Exercise instructions: Locate every line that holds the string "Настройки" and copy it.

── Dataset

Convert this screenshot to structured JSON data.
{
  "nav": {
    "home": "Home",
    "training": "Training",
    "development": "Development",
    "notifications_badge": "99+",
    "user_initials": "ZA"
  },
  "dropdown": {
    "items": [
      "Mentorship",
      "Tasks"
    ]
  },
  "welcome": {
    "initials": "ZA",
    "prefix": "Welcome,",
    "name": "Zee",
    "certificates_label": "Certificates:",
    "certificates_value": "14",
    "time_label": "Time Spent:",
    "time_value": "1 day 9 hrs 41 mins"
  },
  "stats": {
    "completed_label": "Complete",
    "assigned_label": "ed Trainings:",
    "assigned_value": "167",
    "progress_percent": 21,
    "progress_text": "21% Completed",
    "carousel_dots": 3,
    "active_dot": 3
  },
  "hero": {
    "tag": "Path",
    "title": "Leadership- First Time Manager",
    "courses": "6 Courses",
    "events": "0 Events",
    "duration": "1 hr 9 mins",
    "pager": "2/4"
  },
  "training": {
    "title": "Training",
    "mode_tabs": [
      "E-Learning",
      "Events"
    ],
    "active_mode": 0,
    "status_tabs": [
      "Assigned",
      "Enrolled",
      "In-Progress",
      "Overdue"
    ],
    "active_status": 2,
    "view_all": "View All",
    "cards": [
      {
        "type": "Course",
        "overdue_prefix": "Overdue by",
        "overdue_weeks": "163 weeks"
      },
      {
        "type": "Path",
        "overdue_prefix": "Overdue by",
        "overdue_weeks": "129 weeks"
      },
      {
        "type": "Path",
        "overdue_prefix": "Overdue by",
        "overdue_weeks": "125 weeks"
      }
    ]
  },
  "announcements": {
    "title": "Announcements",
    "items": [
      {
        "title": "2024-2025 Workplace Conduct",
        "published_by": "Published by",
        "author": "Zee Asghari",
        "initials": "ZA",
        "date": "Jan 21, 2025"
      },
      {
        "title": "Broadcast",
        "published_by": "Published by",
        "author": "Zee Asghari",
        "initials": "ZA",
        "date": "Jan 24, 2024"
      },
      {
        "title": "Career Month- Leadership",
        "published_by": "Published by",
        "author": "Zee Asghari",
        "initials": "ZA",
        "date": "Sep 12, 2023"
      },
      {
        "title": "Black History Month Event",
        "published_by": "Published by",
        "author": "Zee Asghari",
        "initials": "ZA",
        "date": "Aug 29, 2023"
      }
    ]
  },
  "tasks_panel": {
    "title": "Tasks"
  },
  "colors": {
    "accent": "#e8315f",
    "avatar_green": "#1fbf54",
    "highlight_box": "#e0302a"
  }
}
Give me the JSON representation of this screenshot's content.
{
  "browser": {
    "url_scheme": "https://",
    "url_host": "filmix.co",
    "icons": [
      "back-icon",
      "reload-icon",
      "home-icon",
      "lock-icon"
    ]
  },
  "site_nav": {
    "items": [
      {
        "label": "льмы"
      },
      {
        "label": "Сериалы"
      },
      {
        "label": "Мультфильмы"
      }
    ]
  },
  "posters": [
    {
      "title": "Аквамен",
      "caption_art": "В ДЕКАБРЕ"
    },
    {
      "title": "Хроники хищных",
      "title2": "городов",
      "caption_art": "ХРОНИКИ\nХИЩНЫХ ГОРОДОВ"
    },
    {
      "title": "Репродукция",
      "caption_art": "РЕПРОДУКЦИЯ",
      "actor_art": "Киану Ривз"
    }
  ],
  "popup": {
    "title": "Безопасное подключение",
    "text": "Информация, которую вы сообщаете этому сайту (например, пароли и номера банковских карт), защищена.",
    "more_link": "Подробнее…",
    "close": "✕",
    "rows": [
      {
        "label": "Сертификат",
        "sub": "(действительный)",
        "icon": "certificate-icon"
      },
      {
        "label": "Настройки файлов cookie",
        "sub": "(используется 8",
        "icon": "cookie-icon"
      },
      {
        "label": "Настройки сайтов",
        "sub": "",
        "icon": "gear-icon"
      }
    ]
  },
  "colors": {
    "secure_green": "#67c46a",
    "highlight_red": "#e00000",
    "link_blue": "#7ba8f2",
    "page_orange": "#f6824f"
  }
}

────

Result of this task:
        "label": "Настройки файлов cookie",
        "label": "Настройки сайтов",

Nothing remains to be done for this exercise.